━━ DATASET ROWS
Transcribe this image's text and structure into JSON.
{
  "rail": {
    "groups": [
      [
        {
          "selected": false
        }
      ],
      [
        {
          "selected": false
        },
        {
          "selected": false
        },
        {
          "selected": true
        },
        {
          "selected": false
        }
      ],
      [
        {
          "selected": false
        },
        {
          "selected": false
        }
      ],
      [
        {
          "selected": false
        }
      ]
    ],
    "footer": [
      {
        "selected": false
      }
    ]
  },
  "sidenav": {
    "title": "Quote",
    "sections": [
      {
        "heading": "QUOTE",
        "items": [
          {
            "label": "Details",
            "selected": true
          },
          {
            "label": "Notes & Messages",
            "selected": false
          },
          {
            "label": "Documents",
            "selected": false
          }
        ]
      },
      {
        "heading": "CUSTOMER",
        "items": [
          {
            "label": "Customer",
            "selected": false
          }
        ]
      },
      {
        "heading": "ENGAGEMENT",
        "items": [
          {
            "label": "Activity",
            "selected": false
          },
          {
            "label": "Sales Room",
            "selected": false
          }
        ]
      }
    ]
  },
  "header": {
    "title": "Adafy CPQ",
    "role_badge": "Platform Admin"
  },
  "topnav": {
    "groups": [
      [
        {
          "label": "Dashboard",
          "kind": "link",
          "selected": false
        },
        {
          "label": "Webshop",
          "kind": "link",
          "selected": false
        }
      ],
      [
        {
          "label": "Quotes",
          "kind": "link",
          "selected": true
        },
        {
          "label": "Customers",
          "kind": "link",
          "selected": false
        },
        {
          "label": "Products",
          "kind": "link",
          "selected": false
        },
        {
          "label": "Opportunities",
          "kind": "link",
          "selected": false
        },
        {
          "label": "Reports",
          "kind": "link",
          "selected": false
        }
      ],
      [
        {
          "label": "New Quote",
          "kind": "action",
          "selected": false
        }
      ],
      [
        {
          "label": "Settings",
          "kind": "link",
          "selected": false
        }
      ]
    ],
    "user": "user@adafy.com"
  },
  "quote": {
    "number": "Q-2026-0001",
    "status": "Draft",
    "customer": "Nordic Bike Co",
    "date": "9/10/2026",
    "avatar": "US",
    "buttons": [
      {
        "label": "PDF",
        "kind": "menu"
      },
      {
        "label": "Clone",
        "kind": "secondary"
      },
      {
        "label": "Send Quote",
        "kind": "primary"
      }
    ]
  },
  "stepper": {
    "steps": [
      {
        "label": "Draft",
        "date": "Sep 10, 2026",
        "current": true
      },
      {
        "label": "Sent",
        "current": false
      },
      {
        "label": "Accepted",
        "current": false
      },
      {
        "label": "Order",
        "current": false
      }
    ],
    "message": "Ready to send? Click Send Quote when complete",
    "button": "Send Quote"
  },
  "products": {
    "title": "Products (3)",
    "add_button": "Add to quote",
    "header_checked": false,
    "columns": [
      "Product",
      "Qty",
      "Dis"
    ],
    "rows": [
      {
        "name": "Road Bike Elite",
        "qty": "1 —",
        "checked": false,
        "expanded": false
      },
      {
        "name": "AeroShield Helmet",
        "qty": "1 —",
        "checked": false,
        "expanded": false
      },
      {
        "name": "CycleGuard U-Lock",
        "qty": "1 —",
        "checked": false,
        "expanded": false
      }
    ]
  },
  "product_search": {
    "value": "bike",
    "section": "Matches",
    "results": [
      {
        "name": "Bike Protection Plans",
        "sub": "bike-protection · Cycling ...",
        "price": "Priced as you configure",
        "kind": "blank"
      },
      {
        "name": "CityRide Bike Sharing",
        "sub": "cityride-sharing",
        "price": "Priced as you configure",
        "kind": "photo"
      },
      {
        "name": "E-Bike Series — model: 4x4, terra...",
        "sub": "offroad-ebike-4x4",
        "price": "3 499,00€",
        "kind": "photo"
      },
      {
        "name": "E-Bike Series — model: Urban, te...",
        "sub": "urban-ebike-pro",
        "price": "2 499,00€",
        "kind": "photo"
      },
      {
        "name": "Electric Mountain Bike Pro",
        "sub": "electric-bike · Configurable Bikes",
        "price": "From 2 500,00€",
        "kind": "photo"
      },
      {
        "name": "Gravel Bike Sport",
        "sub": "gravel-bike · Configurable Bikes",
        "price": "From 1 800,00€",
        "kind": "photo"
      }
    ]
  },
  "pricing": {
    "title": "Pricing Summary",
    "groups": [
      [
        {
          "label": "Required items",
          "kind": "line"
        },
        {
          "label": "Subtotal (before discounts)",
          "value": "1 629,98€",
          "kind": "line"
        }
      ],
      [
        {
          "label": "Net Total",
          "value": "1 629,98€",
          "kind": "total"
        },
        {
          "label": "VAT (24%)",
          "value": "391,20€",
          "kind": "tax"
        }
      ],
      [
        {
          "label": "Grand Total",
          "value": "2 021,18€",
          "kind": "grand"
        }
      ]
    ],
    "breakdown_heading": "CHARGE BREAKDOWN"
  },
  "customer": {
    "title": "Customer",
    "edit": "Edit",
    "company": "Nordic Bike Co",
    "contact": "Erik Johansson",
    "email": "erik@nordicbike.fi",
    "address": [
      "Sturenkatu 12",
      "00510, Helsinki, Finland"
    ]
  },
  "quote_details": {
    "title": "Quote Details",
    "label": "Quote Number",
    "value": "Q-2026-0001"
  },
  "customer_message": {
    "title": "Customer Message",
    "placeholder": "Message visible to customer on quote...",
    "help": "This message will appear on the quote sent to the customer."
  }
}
━━━━
TASK -
Please give back all of the records exactly as written.

CORRECT OUTPUT -
Transcribe this image's text and structure into JSON.
{
  "rail": {
    "groups": [
      [
        {
          "selected": false
        }
      ],
      [
        {
          "selected": false
        },
        {
          "selected": false
        },
        {
          "selected": true
        },
        {
          "selected": false
        }
      ],
      [
        {
          "selected": false
        },
        {
          "selected": false
        }
      ],
      [
        {
          "selected": false
        }
      ]
    ],
    "footer": [
      {
        "selected": false
      }
    ]
  },
  "sidenav": {
    "title": "Quote",
    "sections": [
      {
        "heading": "QUOTE",
        "items": [
          {
            "label": "Details",
            "selected": true
          },
          {
            "label": "Notes & Messages",
            "selected": false
          },
          {
            "label": "Documents",
            "selected": false
          }
        ]
      },
      {
        "heading": "CUSTOMER",
        "items": [
          {
            "label": "Customer",
            "selected": false
          }
        ]
      },
      {
        "heading": "ENGAGEMENT",
        "items": [
          {
            "label": "Activity",
            "selected": false
          },
          {
            "label": "Sales Room",
            "selected": false
          }
        ]
      }
    ]
  },
  "header": {
    "title": "Adafy CPQ",
    "role_badge": "Platform Admin"
  },
  "topnav": {
    "groups": [
      [
        {
          "label": "Dashboard",
          "kind": "link",
          "selected": false
        },
        {
          "label": "Webshop",
          "kind": "link",
          "selected": false
        }
      ],
      [
        {
          "label": "Quotes",
          "kind": "link",
          "selected": true
        },
        {
          "label": "Customers",
          "kind": "link",
          "selected": false
        },
        {
          "label": "Products",
          "kind": "link",
          "selected": false
        },
        {
          "label": "Opportunities",
          "kind": "link",
          "selected": false
        },
        {
          "label": "Reports",
          "kind": "link",
          "selected": false
        }
      ],
      [
        {
          "label": "New Quote",
          "kind": "action",
          "selected": false
        }
      ],
      [
        {
          "label": "Settings",
          "kind": "link",
          "selected": false
        }
      ]
    ],
    "user": "user@adafy.com"
  },
  "quote": {
    "number": "Q-2026-0001",
    "status": "Draft",
    "customer": "Nordic Bike Co",
    "date": "9/10/2026",
    "avatar": "US",
    "buttons": [
      {
        "label": "PDF",
        "kind": "menu"
      },
      {
        "label": "Clone",
        "kind": "secondary"
      },
      {
        "label": "Send Quote",
        "kind": "primary"
      }
    ]
  },
  "stepper": {
    "steps": [
      {
        "label": "Draft",
        "date": "Sep 10, 2026",
        "current": true
      },
      {
        "label": "Sent",
        "current": false
      },
      {
        "label": "Accepted",
        "current": false
      },
      {
        "label": "Order",
        "current": false
      }
    ],
    "message": "Ready to send? Click Send Quote when complete",
    "button": "Send Quote"
  },
  "products": {
    "title": "Products (3)",
    "add_button": "Add to quote",
    "header_checked": false,
    "columns": [
      "Product",
      "Qty",
      "Dis"
    ],
    "rows": [
      {
        "name": "Road Bike Elite",
        "qty": "1 —",
        "checked": false,
        "expanded": false
      },
      {
        "name": "AeroShield Helmet",
        "qty": "1 —",
        "checked": false,
        "expanded": false
      },
      {
        "name": "CycleGuard U-Lock",
        "qty": "1 —",
        "checked": false,
        "expanded": false
      }
    ]
  },
  "product_search": {
    "value": "bike",
    "section": "Matches",
    "results": [
      {
        "name": "Bike Protection Plans",
        "sub": "bike-protection · Cycling ...",
        "price": "Priced as you configure",
        "kind": "blank"
      },
      {
        "name": "CityRide Bike Sharing",
        "sub": "cityride-sharing",
        "price": "Priced as you configure",
        "kind": "photo"
      },
      {
        "name": "E-Bike Series — model: 4x4, terra...",
        "sub": "offroad-ebike-4x4",
        "price": "3 499,00€",
        "kind": "photo"
      },
      {
        "name": "E-Bike Series — model: Urban, te...",
        "sub": "urban-ebike-pro",
        "price": "2 499,00€",
        "kind": "photo"
      },
      {
        "name": "Electric Mountain Bike Pro",
        "sub": "electric-bike · Configurable Bikes",
        "price": "From 2 500,00€",
        "kind": "photo"
      },
      {
        "name": "Gravel Bike Sport",
        "sub": "gravel-bike · Configurable Bikes",
        "price": "From 1 800,00€",
        "kind": "photo"
      }
    ]
  },
  "pricing": {
    "title": "Pricing Summary",
    "groups": [
      [
        {
          "label": "Required items",
          "kind": "line"
        },
        {
          "label": "Subtotal (before discounts)",
          "value": "1 629,98€",
          "kind": "line"
        }
      ],
      [
        {
          "label": "Net Total",
          "value": "1 629,98€",
          "kind": "total"
        },
        {
          "label": "VAT (24%)",
          "value": "391,20€",
          "kind": "tax"
        }
      ],
      [
        {
          "label": "Grand Total",
          "value": "2 021,18€",
          "kind": "grand"
        }
      ]
    ],
    "breakdown_heading": "CHARGE BREAKDOWN"
  },
  "customer": {
    "title": "Customer",
    "edit": "Edit",
    "company": "Nordic Bike Co",
    "contact": "Erik Johansson",
    "email": "erik@nordicbike.fi",
    "address": [
      "Sturenkatu 12",
      "00510, Helsinki, Finland"
    ]
  },
  "quote_details": {
    "title": "Quote Details",
    "label": "Quote Number",
    "value": "Q-2026-0001"
  },
  "customer_message": {
    "title": "Customer Message",
    "placeholder": "Message visible to customer on quote...",
    "help": "This message will appear on the quote sent to the customer."
  }
}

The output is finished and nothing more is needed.